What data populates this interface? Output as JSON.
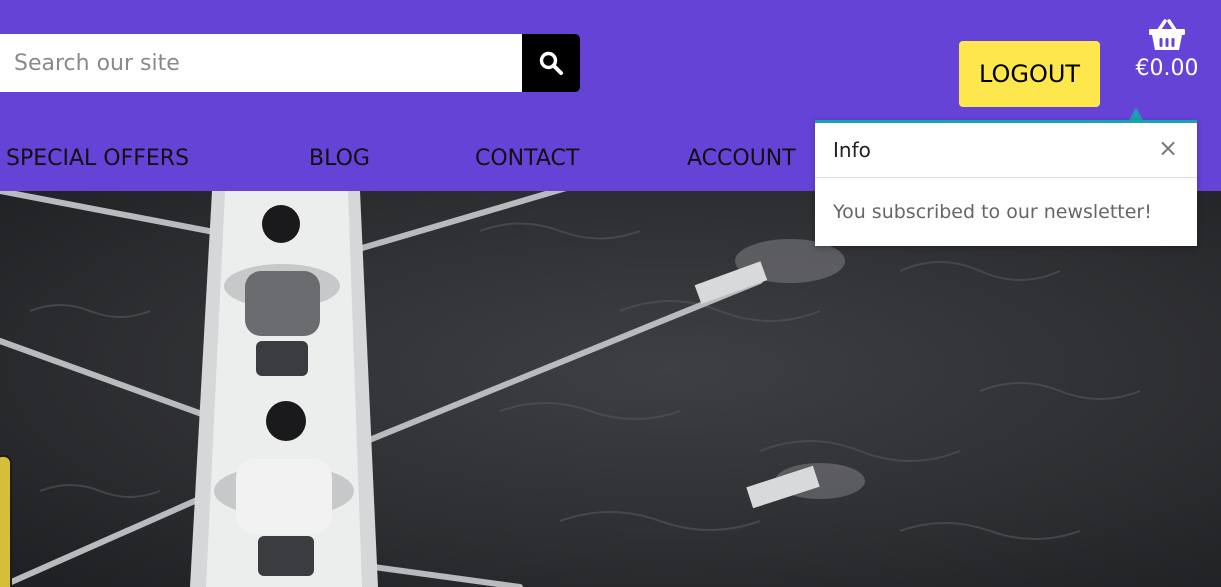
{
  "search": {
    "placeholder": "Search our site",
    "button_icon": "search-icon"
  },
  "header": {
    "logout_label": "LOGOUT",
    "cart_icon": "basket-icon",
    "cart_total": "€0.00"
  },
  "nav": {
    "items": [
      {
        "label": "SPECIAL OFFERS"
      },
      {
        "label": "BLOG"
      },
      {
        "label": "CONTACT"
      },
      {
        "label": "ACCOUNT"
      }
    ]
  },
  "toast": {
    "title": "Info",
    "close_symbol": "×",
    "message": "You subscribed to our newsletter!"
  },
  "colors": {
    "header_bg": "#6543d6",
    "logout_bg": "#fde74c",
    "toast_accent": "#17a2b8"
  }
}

◆ INSTRUCTION
Every entry must be reproduced exactly, with the images left out.

◆ FULL SOLUTION
What data populates this interface? Output as JSON.
{
  "search": {
    "placeholder": "Search our site",
    "button_icon": "search-icon"
  },
  "header": {
    "logout_label": "LOGOUT",
    "cart_icon": "basket-icon",
    "cart_total": "€0.00"
  },
  "nav": {
    "items": [
      {
        "label": "SPECIAL OFFERS"
      },
      {
        "label": "BLOG"
      },
      {
        "label": "CONTACT"
      },
      {
        "label": "ACCOUNT"
      }
    ]
  },
  "toast": {
    "title": "Info",
    "close_symbol": "×",
    "message": "You subscribed to our newsletter!"
  },
  "colors": {
    "header_bg": "#6543d6",
    "logout_bg": "#fde74c",
    "toast_accent": "#17a2b8"
  }
}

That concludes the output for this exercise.